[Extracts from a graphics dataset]
==============================

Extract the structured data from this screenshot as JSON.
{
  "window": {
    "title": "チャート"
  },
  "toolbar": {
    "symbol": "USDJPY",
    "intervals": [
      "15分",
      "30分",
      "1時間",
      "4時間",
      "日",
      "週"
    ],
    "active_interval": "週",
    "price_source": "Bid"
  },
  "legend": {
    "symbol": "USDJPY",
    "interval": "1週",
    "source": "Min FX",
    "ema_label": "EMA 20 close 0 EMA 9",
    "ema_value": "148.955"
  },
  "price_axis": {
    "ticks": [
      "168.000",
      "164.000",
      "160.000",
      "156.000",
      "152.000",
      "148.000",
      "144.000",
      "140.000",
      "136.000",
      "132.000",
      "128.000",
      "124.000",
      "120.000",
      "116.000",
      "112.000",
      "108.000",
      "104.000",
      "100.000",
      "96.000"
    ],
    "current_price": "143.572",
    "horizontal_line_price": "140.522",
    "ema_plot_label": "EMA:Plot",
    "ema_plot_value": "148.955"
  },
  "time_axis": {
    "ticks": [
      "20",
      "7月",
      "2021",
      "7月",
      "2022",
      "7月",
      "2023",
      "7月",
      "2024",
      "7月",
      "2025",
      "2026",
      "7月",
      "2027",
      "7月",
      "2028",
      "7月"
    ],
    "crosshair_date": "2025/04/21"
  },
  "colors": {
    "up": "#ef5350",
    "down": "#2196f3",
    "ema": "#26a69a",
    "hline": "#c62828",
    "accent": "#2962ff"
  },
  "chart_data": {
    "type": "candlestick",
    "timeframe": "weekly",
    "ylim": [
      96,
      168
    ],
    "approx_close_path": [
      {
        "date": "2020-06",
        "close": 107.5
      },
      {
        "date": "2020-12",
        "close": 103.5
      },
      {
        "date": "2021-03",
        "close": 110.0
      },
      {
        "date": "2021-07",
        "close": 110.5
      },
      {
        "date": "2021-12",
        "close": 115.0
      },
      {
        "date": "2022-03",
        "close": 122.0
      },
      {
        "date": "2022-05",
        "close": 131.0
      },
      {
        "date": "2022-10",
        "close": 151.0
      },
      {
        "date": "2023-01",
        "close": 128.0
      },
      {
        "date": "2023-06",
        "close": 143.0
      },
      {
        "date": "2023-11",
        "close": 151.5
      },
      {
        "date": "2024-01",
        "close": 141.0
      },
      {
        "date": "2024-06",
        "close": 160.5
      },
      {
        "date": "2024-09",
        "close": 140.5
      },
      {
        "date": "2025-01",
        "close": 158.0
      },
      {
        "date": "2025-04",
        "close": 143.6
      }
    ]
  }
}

==============================

- SET TASK -
Repeat the records above exactly, from the first line to the last.

- TASK OUTPUT -
Extract the structured data from this screenshot as JSON.
{
  "window": {
    "title": "チャート"
  },
  "toolbar": {
    "symbol": "USDJPY",
    "intervals": [
      "15分",
      "30分",
      "1時間",
      "4時間",
      "日",
      "週"
    ],
    "active_interval": "週",
    "price_source": "Bid"
  },
  "legend": {
    "symbol": "USDJPY",
    "interval": "1週",
    "source": "Min FX",
    "ema_label": "EMA 20 close 0 EMA 9",
    "ema_value": "148.955"
  },
  "price_axis": {
    "ticks": [
      "168.000",
      "164.000",
      "160.000",
      "156.000",
      "152.000",
      "148.000",
      "144.000",
      "140.000",
      "136.000",
      "132.000",
      "128.000",
      "124.000",
      "120.000",
      "116.000",
      "112.000",
      "108.000",
      "104.000",
      "100.000",
      "96.000"
    ],
    "current_price": "143.572",
    "horizontal_line_price": "140.522",
    "ema_plot_label": "EMA:Plot",
    "ema_plot_value": "148.955"
  },
  "time_axis": {
    "ticks": [
      "20",
      "7月",
      "2021",
      "7月",
      "2022",
      "7月",
      "2023",
      "7月",
      "2024",
      "7月",
      "2025",
      "2026",
      "7月",
      "2027",
      "7月",
      "2028",
      "7月"
    ],
    "crosshair_date": "2025/04/21"
  },
  "colors": {
    "up": "#ef5350",
    "down": "#2196f3",
    "ema": "#26a69a",
    "hline": "#c62828",
    "accent": "#2962ff"
  },
  "chart_data": {
    "type": "candlestick",
    "timeframe": "weekly",
    "ylim": [
      96,
      168
    ],
    "approx_close_path": [
      {
        "date": "2020-06",
        "close": 107.5
      },
      {
        "date": "2020-12",
        "close": 103.5
      },
      {
        "date": "2021-03",
        "close": 110.0
      },
      {
        "date": "2021-07",
        "close": 110.5
      },
      {
        "date": "2021-12",
        "close": 115.0
      },
      {
        "date": "2022-03",
        "close": 122.0
      },
      {
        "date": "2022-05",
        "close": 131.0
      },
      {
        "date": "2022-10",
        "close": 151.0
      },
      {
        "date": "2023-01",
        "close": 128.0
      },
      {
        "date": "2023-06",
        "close": 143.0
      },
      {
        "date": "2023-11",
        "close": 151.5
      },
      {
        "date": "2024-01",
        "close": 141.0
      },
      {
        "date": "2024-06",
        "close": 160.5
      },
      {
        "date": "2024-09",
        "close": 140.5
      },
      {
        "date": "2025-01",
        "close": 158.0
      },
      {
        "date": "2025-04",
        "close": 143.6
      }
    ]
  }
}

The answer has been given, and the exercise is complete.